• _Excerpted records_:
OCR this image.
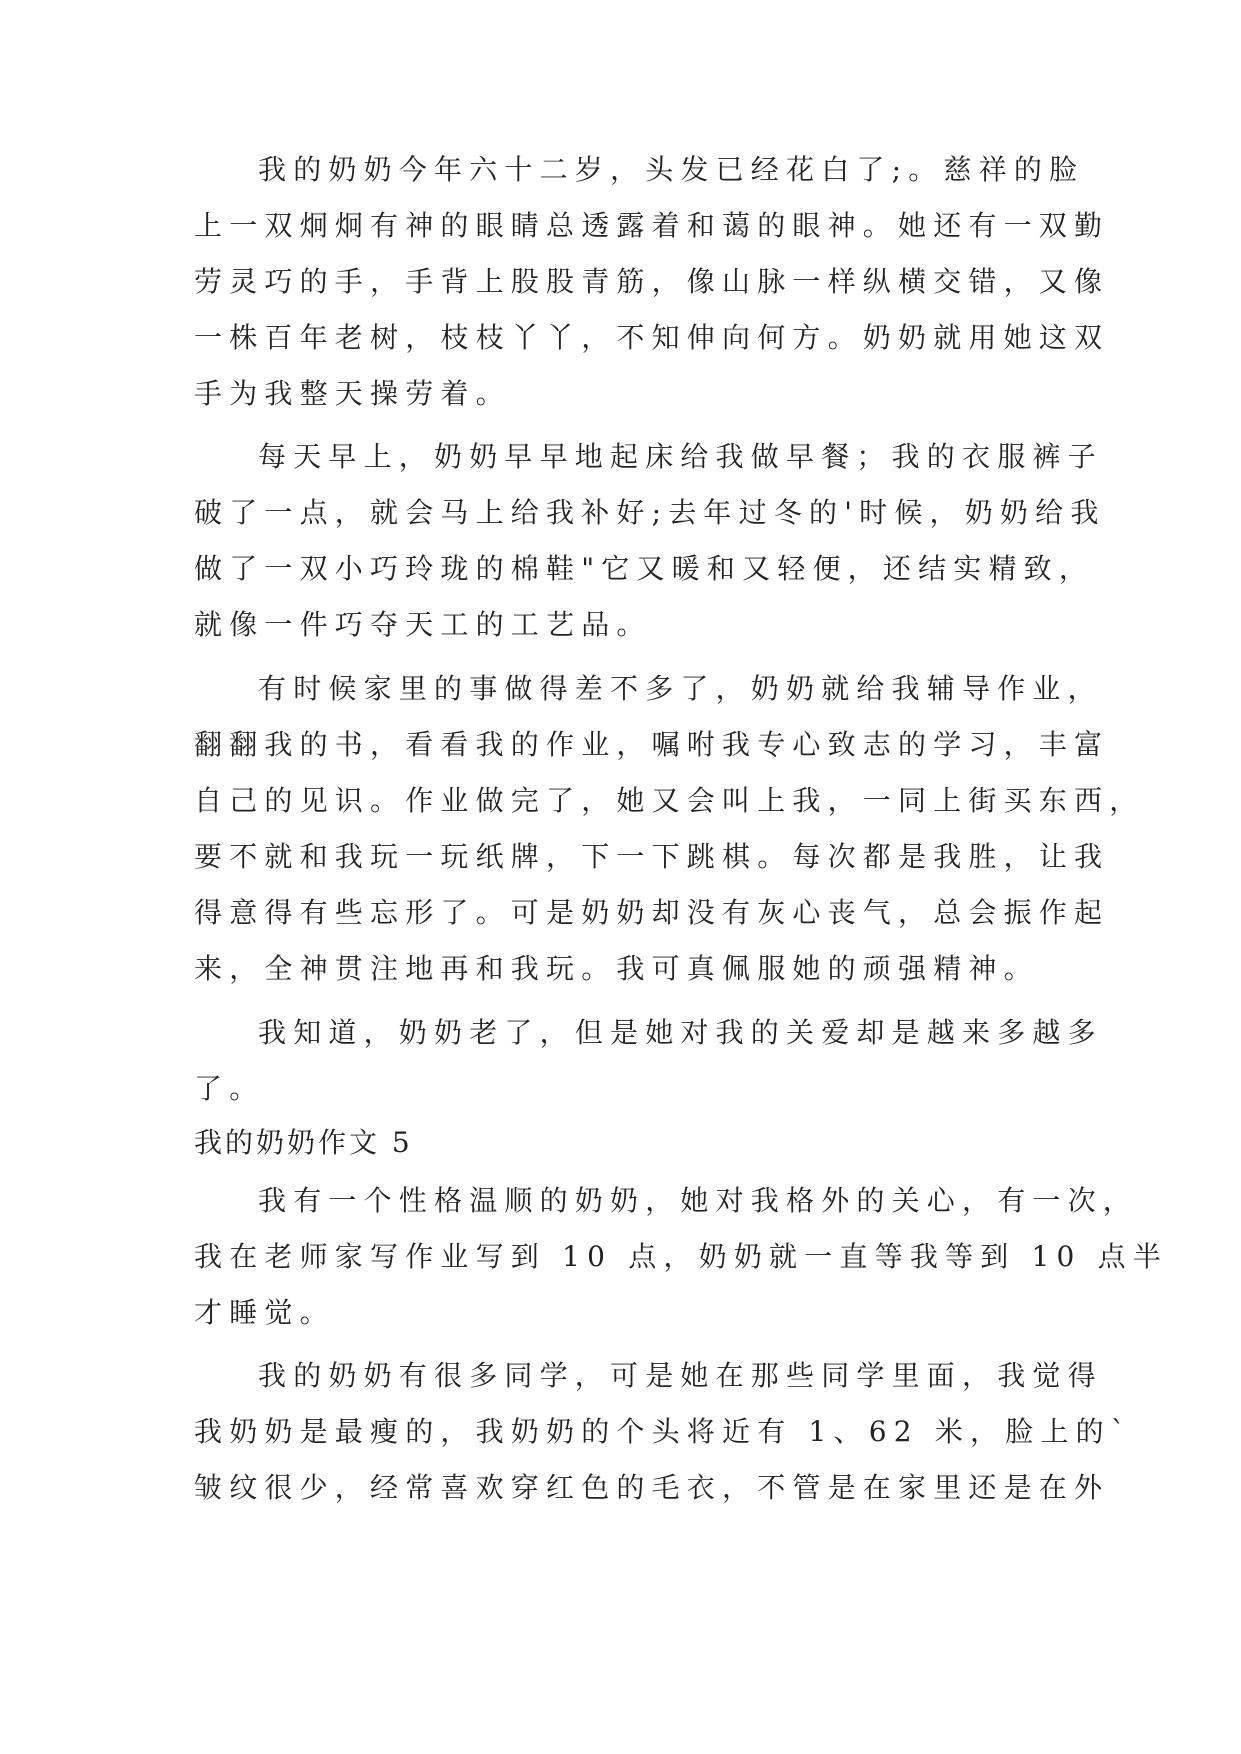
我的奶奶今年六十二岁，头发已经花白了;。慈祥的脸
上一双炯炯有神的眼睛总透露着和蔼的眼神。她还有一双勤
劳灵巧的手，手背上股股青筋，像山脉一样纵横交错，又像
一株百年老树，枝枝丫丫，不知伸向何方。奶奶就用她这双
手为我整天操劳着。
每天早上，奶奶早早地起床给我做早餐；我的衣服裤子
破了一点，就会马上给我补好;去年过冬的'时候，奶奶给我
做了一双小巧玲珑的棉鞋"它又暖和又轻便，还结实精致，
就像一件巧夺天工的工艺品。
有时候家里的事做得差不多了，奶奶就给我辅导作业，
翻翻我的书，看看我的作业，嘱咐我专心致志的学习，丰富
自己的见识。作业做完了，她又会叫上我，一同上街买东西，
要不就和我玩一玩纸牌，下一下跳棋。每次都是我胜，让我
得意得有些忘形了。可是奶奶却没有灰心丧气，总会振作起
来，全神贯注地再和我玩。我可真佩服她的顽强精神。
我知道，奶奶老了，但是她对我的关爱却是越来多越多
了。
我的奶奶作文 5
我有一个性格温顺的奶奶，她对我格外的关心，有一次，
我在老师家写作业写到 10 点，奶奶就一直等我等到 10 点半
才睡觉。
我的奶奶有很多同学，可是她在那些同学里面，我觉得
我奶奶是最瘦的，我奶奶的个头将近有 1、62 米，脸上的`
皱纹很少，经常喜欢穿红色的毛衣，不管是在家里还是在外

• _Required work_:
All of the entries need to be transcribed word for word; pictures are left out.

• _Exercise solution_:
OCR this image.
我的奶奶今年六十二岁，头发已经花白了;。慈祥的脸
上一双炯炯有神的眼睛总透露着和蔼的眼神。她还有一双勤
劳灵巧的手，手背上股股青筋，像山脉一样纵横交错，又像
一株百年老树，枝枝丫丫，不知伸向何方。奶奶就用她这双
手为我整天操劳着。
每天早上，奶奶早早地起床给我做早餐；我的衣服裤子
破了一点，就会马上给我补好;去年过冬的'时候，奶奶给我
做了一双小巧玲珑的棉鞋"它又暖和又轻便，还结实精致，
就像一件巧夺天工的工艺品。
有时候家里的事做得差不多了，奶奶就给我辅导作业，
翻翻我的书，看看我的作业，嘱咐我专心致志的学习，丰富
自己的见识。作业做完了，她又会叫上我，一同上街买东西，
要不就和我玩一玩纸牌，下一下跳棋。每次都是我胜，让我
得意得有些忘形了。可是奶奶却没有灰心丧气，总会振作起
来，全神贯注地再和我玩。我可真佩服她的顽强精神。
我知道，奶奶老了，但是她对我的关爱却是越来多越多
了。
我的奶奶作文 5
我有一个性格温顺的奶奶，她对我格外的关心，有一次，
我在老师家写作业写到 10 点，奶奶就一直等我等到 10 点半
才睡觉。
我的奶奶有很多同学，可是她在那些同学里面，我觉得
我奶奶是最瘦的，我奶奶的个头将近有 1、62 米，脸上的`
皱纹很少，经常喜欢穿红色的毛衣，不管是在家里还是在外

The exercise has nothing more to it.